## THE EXERCISE
How many of the lines here include "있습니다"? Answer with a single number.

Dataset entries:
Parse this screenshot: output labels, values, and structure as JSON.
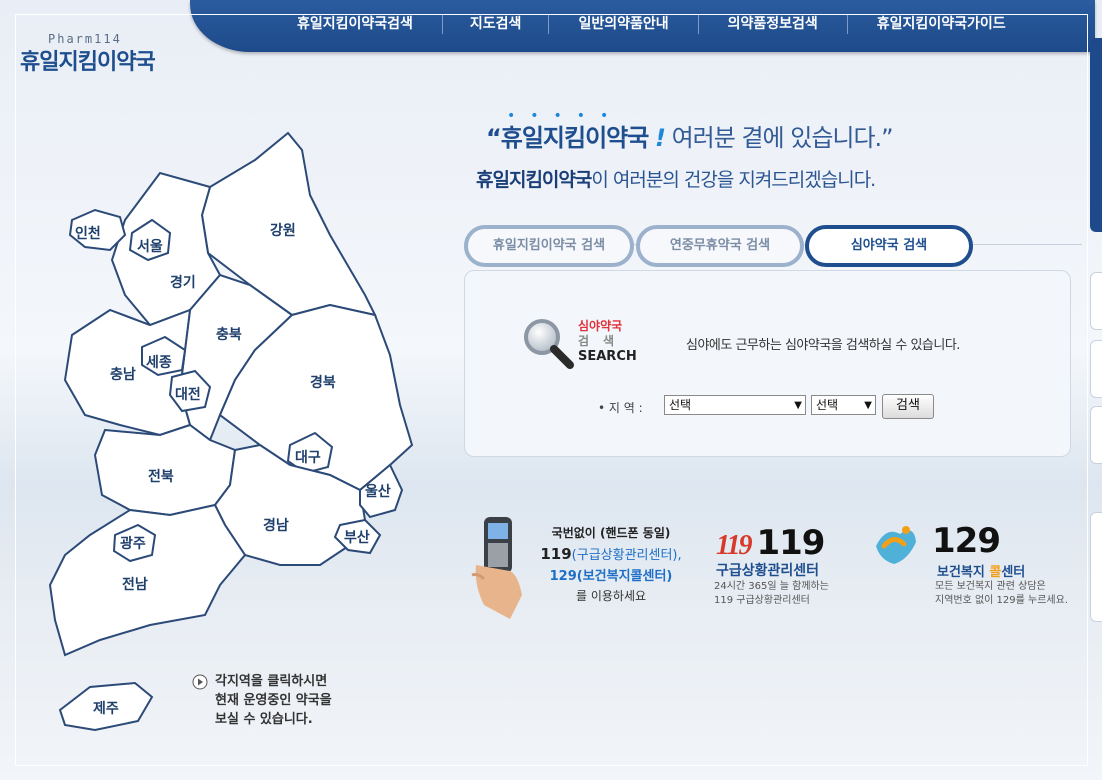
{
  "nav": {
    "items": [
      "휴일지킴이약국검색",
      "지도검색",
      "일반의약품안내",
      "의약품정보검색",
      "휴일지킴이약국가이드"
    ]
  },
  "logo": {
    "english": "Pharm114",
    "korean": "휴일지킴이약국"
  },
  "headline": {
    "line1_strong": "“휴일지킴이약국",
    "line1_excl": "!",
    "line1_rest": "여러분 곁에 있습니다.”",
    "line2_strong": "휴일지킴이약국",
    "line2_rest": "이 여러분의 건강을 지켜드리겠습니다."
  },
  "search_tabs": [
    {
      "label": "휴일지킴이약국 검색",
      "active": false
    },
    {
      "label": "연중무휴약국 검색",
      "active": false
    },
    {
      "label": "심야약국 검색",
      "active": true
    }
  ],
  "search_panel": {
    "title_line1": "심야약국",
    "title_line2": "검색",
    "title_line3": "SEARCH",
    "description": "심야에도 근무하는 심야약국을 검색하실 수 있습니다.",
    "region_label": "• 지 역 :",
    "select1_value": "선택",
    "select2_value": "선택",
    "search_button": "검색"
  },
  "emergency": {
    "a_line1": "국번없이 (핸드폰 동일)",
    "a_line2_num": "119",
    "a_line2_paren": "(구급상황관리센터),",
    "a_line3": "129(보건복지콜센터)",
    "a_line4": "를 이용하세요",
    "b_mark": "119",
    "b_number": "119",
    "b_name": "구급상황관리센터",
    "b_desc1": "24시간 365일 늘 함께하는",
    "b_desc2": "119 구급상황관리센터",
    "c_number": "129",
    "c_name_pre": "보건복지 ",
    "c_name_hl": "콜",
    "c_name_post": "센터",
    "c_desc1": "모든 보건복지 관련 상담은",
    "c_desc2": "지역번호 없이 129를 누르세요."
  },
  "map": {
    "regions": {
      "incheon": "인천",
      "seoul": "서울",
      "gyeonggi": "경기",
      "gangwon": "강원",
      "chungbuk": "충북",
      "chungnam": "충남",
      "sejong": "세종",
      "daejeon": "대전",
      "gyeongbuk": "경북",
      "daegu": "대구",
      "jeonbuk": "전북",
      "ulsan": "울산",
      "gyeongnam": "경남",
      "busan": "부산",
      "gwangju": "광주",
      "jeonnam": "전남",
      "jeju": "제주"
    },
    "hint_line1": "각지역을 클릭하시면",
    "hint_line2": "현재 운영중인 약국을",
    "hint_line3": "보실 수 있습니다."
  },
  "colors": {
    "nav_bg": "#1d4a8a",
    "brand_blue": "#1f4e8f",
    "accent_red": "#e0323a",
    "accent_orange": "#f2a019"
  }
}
--
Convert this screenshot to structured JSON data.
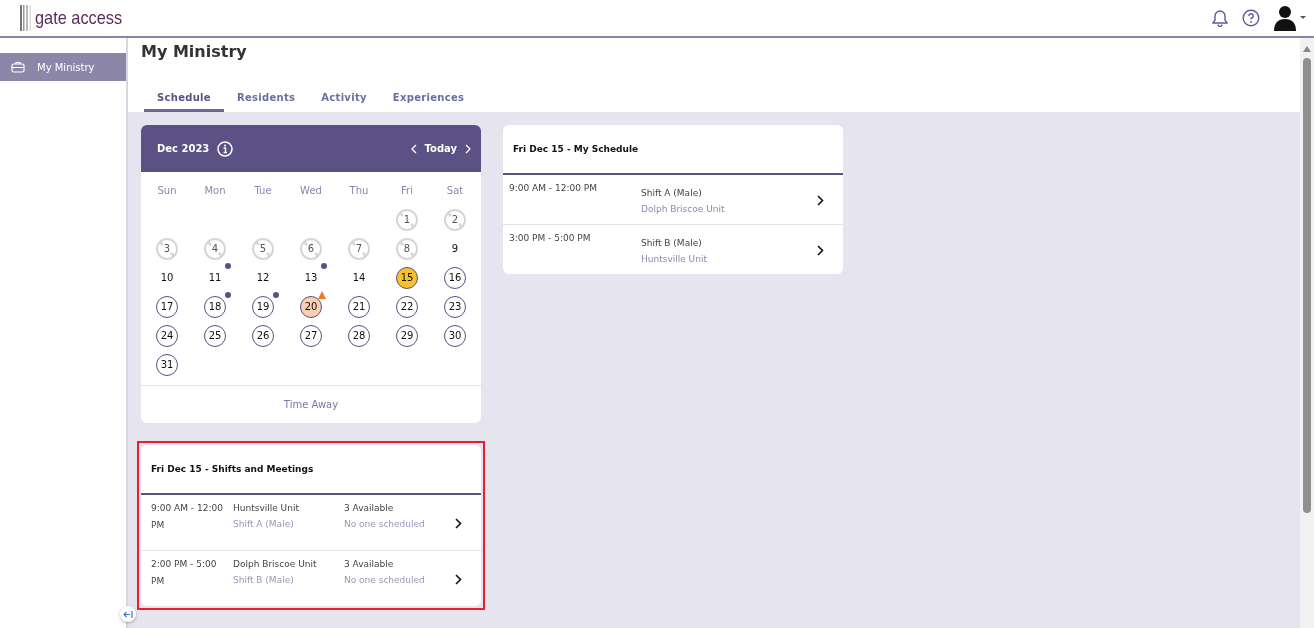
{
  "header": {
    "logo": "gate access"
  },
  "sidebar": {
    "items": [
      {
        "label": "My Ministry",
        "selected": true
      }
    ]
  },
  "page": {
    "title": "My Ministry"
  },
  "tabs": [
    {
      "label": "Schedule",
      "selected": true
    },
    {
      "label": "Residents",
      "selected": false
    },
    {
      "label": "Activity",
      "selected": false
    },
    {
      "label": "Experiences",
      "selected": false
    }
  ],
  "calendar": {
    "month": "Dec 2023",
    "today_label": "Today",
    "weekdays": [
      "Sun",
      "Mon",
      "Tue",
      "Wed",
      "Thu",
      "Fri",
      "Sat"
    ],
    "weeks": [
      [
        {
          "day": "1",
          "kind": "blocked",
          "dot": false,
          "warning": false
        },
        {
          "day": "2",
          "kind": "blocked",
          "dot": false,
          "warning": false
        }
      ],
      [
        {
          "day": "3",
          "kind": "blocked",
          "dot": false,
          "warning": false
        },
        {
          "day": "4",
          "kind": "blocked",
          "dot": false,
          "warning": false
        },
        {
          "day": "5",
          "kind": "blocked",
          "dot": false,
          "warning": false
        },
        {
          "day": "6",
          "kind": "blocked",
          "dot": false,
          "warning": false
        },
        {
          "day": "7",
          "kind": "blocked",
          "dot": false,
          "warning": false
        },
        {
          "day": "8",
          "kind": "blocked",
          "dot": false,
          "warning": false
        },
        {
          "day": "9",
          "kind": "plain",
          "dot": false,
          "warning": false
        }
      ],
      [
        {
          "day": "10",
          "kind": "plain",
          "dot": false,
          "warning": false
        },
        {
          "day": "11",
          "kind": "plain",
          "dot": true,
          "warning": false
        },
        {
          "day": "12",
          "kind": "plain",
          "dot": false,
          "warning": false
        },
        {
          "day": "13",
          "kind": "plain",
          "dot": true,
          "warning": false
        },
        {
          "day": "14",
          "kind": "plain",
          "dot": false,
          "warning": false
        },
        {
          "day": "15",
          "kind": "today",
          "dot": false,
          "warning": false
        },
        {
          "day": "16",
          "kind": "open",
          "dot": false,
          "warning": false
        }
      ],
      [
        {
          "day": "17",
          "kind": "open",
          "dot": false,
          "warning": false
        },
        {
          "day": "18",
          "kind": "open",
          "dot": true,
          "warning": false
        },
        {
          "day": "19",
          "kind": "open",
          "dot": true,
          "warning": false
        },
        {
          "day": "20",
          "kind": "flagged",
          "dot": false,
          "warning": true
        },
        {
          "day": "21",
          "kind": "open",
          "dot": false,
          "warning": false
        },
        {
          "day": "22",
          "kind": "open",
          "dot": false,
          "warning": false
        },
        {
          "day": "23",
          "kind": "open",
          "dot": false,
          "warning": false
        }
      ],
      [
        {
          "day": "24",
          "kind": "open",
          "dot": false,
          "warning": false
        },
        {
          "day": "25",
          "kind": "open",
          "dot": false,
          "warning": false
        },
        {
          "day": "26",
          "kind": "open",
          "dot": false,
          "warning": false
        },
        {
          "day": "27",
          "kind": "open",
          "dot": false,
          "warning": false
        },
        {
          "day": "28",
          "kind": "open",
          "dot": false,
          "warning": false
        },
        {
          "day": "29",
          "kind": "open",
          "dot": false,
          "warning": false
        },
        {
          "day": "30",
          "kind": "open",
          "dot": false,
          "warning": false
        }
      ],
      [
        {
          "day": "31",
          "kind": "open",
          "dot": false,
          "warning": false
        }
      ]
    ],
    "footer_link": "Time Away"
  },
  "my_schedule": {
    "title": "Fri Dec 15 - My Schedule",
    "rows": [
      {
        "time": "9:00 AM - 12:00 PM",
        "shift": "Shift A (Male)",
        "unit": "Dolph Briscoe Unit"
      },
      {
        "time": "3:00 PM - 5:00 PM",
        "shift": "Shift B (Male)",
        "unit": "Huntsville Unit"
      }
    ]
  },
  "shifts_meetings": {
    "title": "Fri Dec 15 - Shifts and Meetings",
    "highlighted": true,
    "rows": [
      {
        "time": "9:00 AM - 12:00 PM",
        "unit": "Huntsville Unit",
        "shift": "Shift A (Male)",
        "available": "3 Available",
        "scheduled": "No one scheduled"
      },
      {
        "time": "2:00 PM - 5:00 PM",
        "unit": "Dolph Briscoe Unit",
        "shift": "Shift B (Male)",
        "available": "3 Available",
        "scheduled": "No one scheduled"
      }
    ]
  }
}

## EXERCISE OUTPUT
3